- Given problem:
Filter the entries below, keeping only lines with the word "Afficher".

- Given records:
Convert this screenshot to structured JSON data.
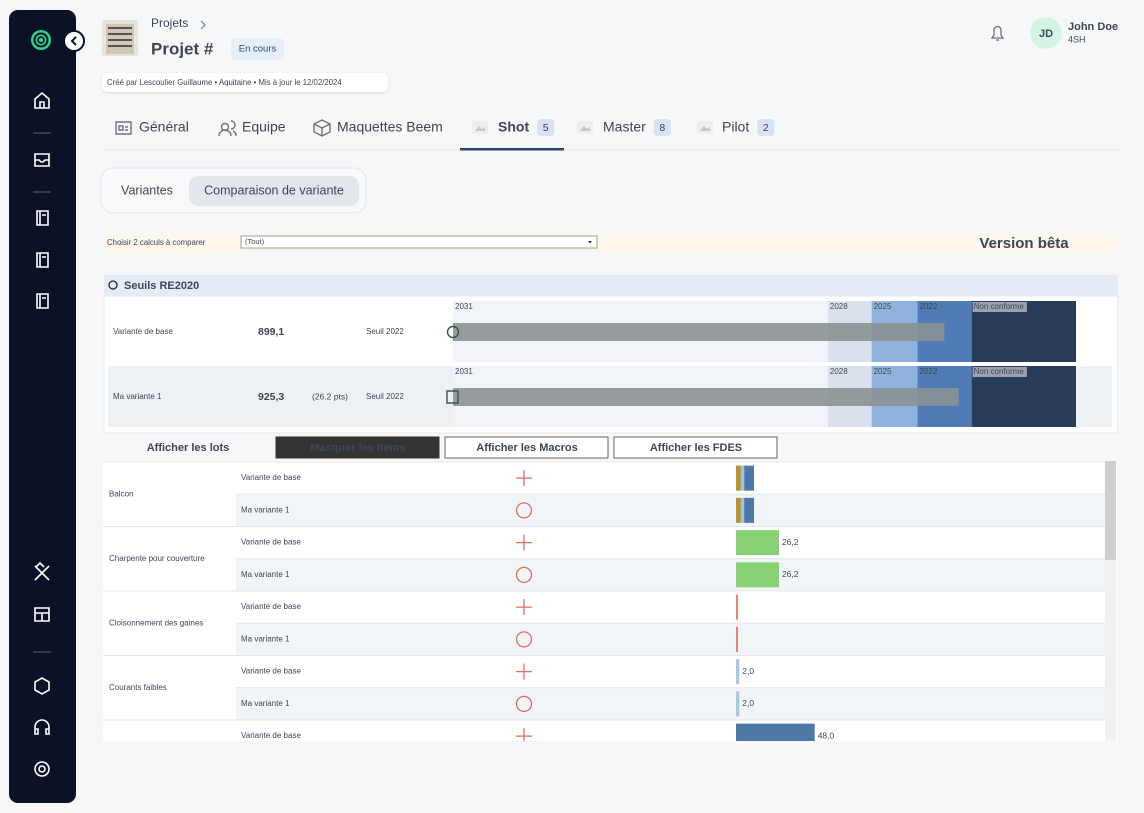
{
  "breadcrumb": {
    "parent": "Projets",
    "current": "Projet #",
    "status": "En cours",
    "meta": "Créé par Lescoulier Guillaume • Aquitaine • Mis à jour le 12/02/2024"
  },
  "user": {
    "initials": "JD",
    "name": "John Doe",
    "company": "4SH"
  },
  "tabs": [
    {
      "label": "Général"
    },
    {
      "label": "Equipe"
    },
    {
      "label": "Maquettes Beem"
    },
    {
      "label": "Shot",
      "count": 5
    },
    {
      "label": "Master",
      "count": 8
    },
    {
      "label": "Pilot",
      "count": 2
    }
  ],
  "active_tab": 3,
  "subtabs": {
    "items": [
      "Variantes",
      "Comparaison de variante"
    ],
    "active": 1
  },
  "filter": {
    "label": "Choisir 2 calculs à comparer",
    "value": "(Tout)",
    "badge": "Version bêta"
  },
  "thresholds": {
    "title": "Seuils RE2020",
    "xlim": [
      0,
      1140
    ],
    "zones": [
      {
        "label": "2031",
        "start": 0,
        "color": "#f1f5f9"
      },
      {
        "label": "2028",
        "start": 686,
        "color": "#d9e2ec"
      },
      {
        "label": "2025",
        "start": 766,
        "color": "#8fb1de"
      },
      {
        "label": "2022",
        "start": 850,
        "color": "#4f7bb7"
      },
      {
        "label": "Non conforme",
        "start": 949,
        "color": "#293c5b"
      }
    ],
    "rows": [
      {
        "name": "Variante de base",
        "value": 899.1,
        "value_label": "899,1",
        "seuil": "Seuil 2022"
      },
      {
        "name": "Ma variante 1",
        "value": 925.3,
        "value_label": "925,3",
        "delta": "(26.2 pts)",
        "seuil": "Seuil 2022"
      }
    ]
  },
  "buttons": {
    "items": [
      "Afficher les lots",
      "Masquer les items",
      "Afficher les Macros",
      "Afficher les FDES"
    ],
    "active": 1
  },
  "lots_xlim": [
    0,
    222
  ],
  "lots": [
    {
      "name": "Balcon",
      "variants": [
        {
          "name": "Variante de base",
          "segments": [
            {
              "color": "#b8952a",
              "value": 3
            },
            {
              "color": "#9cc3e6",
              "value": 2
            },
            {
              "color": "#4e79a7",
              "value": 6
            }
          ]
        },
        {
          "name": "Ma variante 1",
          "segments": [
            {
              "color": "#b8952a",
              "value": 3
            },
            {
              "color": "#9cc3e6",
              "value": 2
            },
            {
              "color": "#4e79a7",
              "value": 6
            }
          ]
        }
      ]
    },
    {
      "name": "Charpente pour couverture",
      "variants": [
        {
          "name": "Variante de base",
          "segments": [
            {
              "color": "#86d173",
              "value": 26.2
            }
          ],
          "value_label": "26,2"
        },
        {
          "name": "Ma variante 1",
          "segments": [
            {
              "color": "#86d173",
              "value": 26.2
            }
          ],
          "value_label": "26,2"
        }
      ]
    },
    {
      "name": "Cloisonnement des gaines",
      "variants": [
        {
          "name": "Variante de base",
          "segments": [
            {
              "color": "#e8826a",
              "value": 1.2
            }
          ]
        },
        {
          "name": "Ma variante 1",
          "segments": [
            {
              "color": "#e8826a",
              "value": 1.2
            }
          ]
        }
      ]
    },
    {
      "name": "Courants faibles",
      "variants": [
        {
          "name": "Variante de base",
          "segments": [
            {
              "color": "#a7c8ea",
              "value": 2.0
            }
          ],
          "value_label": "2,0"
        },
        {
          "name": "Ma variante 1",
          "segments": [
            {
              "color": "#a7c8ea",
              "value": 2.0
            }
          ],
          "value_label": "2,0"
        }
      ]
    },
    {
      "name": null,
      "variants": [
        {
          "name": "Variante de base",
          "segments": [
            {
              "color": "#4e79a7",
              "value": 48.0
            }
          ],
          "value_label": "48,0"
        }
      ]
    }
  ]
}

- Answer to the exercise:
      "Afficher les lots",
      "Afficher les Macros",
      "Afficher les FDES"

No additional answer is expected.